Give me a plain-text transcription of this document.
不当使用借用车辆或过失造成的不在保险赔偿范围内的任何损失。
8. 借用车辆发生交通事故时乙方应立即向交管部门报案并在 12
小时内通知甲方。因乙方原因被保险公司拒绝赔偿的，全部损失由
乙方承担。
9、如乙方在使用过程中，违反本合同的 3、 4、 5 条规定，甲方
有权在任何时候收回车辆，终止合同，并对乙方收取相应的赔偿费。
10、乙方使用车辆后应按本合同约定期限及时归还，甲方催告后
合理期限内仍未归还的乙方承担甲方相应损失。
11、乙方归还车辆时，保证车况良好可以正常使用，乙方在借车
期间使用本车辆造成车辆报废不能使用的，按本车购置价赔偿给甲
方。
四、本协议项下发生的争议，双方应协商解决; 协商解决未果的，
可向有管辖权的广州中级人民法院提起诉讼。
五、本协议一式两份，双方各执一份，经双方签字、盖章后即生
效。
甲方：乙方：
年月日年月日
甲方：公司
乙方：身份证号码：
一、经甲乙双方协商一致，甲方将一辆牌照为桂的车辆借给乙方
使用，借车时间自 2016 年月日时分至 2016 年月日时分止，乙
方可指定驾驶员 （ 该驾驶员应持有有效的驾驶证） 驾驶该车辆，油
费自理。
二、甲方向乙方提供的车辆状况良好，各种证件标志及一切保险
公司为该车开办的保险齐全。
-=-=-
### EXERCISE OBJECTIVE
Write out the whole listing again. Match it word for word.

### PROBLEM SOLUTION
Give me a plain-text transcription of this document.
不当使用借用车辆或过失造成的不在保险赔偿范围内的任何损失。
8. 借用车辆发生交通事故时乙方应立即向交管部门报案并在 12
小时内通知甲方。因乙方原因被保险公司拒绝赔偿的，全部损失由
乙方承担。
9、如乙方在使用过程中，违反本合同的 3、 4、 5 条规定，甲方
有权在任何时候收回车辆，终止合同，并对乙方收取相应的赔偿费。
10、乙方使用车辆后应按本合同约定期限及时归还，甲方催告后
合理期限内仍未归还的乙方承担甲方相应损失。
11、乙方归还车辆时，保证车况良好可以正常使用，乙方在借车
期间使用本车辆造成车辆报废不能使用的，按本车购置价赔偿给甲
方。
四、本协议项下发生的争议，双方应协商解决; 协商解决未果的，
可向有管辖权的广州中级人民法院提起诉讼。
五、本协议一式两份，双方各执一份，经双方签字、盖章后即生
效。
甲方：乙方：
年月日年月日
甲方：公司
乙方：身份证号码：
一、经甲乙双方协商一致，甲方将一辆牌照为桂的车辆借给乙方
使用，借车时间自 2016 年月日时分至 2016 年月日时分止，乙
方可指定驾驶员 （ 该驾驶员应持有有效的驾驶证） 驾驶该车辆，油
费自理。
二、甲方向乙方提供的车辆状况良好，各种证件标志及一切保险
公司为该车开办的保险齐全。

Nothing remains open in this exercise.